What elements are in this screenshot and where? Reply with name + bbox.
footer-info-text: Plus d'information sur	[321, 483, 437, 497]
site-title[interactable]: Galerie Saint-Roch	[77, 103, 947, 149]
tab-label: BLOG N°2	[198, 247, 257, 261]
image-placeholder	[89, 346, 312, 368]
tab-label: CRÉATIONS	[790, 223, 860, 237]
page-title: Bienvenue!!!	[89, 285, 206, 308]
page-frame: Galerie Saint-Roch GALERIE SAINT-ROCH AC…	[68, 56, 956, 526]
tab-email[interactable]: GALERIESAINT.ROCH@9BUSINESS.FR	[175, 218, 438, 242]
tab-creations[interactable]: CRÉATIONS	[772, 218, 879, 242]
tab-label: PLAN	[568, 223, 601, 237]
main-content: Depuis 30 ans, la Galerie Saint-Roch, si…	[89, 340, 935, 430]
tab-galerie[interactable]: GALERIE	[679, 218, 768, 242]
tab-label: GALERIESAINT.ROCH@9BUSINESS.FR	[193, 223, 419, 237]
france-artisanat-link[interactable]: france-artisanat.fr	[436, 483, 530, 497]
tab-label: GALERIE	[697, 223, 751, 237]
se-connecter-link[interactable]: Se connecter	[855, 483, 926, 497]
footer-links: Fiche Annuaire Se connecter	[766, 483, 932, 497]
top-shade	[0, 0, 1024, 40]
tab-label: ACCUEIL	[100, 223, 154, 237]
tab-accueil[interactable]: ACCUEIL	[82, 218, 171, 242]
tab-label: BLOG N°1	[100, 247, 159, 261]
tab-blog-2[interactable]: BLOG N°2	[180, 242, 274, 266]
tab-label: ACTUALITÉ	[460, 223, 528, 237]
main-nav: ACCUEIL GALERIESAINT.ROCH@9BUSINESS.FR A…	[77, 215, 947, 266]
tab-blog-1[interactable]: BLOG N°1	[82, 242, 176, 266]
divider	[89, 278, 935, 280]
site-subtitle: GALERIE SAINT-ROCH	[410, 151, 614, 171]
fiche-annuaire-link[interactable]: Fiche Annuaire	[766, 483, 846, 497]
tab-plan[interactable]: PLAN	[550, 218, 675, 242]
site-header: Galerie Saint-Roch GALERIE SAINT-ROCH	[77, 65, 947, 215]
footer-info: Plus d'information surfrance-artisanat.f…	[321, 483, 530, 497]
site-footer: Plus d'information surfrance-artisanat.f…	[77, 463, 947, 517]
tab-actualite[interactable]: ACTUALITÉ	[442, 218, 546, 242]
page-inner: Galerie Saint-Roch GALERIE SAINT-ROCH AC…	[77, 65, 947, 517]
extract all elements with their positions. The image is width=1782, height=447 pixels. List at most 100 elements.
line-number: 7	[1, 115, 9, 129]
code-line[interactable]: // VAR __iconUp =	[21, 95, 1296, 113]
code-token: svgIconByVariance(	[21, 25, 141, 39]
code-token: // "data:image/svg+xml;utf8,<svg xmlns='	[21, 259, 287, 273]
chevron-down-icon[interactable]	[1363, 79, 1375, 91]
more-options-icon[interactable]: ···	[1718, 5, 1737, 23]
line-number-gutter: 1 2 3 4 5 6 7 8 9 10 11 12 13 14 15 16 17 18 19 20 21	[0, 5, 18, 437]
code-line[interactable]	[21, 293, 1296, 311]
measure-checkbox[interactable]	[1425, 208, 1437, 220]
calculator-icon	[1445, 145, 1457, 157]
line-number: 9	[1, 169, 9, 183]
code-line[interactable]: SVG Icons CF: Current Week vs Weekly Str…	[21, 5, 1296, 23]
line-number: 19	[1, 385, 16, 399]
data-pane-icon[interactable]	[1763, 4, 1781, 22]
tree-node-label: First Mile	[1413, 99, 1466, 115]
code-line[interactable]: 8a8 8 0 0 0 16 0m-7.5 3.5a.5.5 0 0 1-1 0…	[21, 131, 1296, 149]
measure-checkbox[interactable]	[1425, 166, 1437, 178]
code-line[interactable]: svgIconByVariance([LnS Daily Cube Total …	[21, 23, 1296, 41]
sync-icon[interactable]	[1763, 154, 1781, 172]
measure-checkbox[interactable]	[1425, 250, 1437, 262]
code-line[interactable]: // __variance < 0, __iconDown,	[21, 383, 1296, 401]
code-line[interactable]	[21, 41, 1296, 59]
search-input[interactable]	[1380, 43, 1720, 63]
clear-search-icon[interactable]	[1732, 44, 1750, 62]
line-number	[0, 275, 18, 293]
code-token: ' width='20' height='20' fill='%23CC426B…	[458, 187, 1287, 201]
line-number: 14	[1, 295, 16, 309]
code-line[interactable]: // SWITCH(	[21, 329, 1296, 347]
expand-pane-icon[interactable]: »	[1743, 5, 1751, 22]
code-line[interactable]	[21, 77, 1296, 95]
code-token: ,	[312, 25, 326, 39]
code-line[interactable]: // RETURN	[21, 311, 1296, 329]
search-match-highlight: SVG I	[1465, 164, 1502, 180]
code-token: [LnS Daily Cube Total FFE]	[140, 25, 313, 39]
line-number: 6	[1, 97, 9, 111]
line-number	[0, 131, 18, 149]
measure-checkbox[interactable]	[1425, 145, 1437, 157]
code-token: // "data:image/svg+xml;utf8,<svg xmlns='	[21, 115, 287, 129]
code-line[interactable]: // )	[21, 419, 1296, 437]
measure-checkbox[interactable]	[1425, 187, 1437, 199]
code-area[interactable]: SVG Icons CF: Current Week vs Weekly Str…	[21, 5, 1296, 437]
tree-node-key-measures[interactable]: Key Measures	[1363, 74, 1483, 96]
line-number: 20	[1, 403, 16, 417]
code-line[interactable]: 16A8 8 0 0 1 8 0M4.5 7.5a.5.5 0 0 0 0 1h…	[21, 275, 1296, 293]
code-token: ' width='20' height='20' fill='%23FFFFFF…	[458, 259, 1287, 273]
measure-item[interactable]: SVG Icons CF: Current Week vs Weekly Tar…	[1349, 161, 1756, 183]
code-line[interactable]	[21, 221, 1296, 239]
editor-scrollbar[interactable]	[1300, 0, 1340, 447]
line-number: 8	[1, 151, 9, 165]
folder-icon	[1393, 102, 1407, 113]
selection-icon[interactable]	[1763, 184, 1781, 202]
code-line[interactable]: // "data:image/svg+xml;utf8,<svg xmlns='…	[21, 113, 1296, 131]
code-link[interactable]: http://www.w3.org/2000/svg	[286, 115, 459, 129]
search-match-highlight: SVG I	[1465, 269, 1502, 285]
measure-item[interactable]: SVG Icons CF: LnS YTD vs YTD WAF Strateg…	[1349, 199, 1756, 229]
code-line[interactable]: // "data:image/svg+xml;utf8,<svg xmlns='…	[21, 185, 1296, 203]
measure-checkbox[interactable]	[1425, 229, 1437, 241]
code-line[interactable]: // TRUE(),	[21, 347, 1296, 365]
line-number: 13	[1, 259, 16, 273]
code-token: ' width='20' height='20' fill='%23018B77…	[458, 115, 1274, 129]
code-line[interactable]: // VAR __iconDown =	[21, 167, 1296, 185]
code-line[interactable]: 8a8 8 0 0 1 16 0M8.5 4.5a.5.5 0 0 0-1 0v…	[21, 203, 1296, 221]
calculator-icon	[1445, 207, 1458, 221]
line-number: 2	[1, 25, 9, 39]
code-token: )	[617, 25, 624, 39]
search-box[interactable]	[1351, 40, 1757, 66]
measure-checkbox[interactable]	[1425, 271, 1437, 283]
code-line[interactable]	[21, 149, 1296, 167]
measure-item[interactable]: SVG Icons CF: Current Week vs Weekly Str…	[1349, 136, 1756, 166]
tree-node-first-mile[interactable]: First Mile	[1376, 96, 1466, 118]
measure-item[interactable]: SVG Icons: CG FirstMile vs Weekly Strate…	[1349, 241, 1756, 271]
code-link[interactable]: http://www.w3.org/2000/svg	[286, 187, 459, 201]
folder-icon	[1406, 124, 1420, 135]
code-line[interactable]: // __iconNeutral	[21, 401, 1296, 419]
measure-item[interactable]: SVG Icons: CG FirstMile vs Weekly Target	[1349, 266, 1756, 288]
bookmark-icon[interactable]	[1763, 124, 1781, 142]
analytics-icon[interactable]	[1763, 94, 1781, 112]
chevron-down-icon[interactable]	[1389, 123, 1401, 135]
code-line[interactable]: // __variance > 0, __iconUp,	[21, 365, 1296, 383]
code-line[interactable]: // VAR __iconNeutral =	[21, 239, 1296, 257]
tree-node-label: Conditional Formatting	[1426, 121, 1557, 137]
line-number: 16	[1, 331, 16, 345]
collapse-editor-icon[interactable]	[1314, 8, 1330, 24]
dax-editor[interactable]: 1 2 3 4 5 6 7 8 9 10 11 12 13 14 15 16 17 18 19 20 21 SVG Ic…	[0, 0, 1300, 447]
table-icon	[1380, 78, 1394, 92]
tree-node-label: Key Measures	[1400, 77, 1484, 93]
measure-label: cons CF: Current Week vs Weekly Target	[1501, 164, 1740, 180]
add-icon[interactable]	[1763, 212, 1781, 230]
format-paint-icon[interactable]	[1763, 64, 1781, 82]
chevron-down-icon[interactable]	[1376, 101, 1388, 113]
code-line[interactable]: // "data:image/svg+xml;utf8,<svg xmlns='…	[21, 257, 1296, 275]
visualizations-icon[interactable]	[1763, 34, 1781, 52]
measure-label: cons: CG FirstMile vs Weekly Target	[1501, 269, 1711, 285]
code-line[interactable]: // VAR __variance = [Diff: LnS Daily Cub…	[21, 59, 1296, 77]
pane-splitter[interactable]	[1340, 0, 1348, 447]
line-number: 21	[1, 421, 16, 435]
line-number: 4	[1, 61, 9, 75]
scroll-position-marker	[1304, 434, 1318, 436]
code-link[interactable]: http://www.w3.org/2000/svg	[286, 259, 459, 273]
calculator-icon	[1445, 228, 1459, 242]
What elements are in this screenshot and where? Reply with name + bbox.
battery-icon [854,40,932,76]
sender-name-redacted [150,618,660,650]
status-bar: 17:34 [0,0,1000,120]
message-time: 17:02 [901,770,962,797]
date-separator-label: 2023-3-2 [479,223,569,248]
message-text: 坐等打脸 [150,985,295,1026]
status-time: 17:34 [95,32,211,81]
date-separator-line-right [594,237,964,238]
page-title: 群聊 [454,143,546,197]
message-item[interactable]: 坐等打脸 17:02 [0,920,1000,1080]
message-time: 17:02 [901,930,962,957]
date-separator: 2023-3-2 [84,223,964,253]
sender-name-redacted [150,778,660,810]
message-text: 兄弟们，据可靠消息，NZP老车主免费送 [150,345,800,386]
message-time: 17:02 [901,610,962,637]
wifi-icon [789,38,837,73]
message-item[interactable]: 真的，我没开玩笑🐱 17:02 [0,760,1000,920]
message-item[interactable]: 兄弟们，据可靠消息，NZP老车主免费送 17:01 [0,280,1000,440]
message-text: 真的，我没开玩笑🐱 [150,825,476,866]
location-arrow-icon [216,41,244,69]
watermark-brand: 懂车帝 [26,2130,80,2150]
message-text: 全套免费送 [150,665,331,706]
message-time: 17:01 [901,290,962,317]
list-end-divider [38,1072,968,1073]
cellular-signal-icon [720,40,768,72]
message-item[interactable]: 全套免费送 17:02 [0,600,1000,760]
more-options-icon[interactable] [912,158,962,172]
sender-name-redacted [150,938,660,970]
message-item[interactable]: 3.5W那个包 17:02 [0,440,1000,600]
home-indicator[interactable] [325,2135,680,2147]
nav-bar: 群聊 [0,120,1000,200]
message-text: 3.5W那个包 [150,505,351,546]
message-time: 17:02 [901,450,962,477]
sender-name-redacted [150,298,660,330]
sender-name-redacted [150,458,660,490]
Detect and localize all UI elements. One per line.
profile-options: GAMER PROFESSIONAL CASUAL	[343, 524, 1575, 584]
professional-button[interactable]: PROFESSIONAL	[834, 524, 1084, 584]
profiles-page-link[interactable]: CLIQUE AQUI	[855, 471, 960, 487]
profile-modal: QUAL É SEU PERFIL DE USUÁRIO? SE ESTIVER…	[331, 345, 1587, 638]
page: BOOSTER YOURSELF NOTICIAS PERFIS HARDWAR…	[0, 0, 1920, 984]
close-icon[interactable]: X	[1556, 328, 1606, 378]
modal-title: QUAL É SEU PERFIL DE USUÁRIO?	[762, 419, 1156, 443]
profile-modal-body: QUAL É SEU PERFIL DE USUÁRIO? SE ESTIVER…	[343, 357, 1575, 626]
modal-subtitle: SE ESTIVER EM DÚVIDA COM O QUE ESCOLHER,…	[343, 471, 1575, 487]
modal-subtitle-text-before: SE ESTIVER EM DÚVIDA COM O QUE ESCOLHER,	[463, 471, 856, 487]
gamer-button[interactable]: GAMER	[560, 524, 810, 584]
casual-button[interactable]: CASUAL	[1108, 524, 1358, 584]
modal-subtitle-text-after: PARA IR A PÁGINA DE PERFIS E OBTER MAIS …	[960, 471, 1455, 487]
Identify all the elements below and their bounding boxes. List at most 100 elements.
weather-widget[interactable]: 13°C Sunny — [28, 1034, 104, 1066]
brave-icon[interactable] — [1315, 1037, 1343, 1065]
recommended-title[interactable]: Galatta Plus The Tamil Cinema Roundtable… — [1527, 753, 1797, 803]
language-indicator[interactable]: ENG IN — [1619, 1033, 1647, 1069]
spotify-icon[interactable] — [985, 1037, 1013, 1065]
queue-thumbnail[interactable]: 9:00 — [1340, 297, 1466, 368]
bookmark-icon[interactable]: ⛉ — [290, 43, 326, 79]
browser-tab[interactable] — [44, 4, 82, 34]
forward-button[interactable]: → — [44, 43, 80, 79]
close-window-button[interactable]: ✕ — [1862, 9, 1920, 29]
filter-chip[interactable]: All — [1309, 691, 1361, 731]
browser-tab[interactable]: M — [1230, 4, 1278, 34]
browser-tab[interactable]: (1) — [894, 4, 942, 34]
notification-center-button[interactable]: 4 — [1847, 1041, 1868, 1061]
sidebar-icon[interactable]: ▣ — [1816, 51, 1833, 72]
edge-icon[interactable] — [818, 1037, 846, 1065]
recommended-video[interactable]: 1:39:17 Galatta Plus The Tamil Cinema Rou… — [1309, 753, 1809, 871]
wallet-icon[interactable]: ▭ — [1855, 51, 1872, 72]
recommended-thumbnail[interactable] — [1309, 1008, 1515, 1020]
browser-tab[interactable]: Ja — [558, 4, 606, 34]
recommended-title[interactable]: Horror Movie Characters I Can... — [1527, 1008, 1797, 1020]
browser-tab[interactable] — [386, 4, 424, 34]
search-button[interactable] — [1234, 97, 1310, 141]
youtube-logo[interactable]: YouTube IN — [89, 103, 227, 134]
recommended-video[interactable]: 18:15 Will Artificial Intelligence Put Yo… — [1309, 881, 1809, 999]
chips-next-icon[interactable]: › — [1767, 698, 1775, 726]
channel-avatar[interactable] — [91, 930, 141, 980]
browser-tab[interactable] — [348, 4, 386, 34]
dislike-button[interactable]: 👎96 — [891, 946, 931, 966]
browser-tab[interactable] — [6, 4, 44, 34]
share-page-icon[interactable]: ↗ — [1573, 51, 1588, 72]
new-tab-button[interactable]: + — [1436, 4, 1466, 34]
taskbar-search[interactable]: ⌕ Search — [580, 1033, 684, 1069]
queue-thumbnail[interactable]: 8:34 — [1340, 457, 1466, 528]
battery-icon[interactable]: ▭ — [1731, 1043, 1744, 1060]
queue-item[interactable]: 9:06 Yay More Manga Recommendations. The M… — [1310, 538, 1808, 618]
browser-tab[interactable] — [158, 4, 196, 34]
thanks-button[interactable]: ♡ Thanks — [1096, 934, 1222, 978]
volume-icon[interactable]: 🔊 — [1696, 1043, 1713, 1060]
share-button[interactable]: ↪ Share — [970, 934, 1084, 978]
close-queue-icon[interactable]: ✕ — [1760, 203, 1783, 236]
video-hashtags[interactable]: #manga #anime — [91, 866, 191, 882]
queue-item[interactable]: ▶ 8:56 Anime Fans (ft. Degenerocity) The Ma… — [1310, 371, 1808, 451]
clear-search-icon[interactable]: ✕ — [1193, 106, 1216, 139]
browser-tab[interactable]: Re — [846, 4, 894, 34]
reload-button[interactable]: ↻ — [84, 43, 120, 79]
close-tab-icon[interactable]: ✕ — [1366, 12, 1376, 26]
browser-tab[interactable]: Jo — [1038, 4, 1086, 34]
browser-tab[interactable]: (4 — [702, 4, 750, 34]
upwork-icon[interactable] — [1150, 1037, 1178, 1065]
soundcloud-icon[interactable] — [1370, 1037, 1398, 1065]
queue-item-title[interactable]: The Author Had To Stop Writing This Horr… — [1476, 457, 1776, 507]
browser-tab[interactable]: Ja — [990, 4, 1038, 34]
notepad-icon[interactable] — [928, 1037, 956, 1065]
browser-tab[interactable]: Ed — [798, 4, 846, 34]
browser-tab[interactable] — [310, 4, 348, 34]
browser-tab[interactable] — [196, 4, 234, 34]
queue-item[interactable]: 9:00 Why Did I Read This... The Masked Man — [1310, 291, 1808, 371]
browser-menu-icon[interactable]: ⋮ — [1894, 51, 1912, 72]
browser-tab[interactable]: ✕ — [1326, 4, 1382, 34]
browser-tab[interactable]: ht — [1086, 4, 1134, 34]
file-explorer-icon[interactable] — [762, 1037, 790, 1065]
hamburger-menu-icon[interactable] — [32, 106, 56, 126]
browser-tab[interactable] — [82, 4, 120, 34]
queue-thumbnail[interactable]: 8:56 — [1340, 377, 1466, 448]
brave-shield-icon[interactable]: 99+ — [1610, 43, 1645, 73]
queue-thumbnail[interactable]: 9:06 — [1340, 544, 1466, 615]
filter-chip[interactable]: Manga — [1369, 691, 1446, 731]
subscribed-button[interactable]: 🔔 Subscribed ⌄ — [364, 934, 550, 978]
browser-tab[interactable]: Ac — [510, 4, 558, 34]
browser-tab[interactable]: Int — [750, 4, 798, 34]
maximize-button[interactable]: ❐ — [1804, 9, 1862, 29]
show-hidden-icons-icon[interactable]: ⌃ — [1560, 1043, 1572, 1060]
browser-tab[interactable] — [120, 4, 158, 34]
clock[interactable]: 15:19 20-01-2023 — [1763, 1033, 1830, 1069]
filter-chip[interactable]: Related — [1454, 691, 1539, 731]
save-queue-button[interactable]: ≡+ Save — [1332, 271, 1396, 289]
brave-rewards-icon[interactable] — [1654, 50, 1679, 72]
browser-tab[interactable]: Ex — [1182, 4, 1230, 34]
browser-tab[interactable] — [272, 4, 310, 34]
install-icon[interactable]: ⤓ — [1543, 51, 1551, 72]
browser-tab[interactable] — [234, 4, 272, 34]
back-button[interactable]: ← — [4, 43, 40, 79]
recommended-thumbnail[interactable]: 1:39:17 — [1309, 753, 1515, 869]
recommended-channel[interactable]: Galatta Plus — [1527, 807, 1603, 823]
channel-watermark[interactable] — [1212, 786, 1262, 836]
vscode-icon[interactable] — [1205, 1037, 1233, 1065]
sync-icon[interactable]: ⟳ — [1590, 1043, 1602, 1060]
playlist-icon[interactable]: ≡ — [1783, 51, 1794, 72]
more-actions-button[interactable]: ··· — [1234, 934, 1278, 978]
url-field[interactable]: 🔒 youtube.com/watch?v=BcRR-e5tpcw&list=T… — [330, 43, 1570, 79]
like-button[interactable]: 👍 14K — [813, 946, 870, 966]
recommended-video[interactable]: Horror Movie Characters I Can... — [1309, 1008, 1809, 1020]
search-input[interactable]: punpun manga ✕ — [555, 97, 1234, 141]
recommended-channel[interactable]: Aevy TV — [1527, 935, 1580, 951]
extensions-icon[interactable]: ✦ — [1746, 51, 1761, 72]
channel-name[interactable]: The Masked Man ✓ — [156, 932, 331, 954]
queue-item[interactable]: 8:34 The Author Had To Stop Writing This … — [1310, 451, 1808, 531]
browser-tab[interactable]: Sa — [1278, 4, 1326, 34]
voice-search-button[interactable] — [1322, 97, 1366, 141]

--------------------------------

• GOAL OF THE EXERCISE
Locate every line in the entries above that contains the string "status", treating uppercase and lowercase as distinct, and copy each of those lines.

• SOLUTION FOR THIS TASK
status-bar: 17:34 [0,0,1000,120]
status-time: 17:34 [95,32,211,81]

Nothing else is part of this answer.